What is required: Can you pull out each line of the data below that includes the word "Actual"?

Available data:
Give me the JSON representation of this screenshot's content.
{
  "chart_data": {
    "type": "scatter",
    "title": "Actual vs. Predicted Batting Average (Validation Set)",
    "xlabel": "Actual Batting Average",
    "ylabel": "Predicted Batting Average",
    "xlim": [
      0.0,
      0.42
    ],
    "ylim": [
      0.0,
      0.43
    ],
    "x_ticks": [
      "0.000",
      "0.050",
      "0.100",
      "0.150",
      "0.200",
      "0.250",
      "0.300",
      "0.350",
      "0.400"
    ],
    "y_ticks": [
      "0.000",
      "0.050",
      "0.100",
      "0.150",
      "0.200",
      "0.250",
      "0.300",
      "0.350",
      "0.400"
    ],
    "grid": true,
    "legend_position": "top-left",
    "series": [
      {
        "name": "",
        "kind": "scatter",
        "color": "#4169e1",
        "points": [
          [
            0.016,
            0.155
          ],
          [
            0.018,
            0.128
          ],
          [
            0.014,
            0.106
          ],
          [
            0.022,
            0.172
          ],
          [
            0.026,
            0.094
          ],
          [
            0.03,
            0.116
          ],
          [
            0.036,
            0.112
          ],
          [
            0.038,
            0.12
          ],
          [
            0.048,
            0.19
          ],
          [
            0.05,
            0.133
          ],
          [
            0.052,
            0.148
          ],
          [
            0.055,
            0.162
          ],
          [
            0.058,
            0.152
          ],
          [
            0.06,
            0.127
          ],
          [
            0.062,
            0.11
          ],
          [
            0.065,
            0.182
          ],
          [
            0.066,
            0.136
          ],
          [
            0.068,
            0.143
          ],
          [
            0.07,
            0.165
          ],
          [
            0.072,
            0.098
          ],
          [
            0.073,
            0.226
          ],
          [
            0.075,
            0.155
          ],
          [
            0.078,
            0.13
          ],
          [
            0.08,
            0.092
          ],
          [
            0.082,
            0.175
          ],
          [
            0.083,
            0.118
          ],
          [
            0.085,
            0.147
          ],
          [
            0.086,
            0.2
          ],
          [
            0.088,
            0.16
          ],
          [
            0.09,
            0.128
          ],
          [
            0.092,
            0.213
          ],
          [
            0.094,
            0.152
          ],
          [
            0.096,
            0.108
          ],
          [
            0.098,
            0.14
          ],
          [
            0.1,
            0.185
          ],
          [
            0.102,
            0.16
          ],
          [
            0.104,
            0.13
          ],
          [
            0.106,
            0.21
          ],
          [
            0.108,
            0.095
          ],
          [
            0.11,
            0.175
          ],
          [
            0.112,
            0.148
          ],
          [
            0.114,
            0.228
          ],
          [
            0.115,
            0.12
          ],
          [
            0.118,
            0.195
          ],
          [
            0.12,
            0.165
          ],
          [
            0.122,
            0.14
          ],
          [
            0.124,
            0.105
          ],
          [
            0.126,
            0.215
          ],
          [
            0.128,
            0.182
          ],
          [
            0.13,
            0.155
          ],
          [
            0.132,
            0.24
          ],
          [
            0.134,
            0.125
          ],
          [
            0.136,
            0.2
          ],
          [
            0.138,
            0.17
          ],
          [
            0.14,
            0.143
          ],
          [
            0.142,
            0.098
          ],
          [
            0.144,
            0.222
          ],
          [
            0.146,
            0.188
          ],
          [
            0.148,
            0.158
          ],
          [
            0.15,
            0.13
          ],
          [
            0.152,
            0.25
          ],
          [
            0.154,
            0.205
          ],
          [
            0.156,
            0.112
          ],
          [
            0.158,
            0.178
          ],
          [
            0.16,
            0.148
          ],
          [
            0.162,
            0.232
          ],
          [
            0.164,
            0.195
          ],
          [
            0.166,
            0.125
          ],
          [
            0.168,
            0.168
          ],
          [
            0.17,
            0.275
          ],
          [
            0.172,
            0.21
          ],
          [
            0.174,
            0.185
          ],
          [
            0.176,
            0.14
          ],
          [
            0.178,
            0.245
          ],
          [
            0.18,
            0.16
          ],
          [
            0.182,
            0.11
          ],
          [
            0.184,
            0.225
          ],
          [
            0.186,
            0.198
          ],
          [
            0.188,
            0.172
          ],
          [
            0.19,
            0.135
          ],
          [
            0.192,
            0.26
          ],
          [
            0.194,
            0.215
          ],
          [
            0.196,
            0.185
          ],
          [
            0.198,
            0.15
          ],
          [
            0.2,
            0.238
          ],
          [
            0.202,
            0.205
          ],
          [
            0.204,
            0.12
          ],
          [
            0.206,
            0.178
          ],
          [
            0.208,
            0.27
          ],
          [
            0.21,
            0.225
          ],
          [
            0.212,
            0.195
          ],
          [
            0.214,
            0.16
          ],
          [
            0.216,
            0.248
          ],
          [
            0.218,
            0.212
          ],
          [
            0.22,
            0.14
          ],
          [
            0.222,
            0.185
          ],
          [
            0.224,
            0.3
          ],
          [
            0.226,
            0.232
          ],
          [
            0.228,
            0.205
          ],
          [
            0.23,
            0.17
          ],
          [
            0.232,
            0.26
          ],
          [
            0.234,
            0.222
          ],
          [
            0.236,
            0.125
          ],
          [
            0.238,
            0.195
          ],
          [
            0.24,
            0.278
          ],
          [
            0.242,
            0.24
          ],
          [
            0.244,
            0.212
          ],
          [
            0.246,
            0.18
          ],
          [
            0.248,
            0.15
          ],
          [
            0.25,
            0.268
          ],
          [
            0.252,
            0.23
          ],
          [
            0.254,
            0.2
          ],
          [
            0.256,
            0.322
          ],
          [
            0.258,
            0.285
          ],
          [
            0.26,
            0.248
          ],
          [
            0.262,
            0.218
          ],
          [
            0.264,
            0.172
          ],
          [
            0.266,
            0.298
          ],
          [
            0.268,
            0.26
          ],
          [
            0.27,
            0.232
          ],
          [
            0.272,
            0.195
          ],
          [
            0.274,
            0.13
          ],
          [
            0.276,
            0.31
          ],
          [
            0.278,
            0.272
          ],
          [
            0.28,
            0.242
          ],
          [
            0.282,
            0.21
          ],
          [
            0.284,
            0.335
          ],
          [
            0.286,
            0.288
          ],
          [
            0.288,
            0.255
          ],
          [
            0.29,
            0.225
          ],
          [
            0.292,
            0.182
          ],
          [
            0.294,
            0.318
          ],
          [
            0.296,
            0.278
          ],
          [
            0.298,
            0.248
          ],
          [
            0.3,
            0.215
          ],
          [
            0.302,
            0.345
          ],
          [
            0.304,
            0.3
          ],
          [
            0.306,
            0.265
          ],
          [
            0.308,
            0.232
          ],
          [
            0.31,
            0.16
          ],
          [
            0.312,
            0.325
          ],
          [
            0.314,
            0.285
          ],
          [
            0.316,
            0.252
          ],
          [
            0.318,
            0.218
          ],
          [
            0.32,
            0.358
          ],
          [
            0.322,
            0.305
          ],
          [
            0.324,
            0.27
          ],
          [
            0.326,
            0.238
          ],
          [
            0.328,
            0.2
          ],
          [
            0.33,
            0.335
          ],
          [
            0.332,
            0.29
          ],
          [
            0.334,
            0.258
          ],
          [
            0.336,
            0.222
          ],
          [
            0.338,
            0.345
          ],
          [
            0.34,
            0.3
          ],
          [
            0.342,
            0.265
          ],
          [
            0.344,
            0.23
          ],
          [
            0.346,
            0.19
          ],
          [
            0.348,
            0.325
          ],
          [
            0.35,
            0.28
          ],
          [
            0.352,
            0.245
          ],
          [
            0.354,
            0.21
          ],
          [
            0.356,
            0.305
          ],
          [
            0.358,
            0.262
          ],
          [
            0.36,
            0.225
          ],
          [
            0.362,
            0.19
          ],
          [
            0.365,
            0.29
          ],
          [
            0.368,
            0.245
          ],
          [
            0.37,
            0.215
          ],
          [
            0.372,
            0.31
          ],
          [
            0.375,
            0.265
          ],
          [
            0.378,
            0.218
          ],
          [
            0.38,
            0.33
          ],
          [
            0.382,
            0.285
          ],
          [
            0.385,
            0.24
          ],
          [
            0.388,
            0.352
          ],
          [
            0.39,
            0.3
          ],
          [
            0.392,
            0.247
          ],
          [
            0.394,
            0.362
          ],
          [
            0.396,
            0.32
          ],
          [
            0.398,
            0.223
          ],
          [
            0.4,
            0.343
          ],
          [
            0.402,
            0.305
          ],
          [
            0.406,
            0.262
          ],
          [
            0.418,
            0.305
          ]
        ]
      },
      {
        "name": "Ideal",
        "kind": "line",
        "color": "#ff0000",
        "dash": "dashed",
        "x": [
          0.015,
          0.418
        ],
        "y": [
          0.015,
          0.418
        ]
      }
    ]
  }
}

Exercise response:
    "title": "Actual vs. Predicted Batting Average (Validation Set)",
    "xlabel": "Actual Batting Average",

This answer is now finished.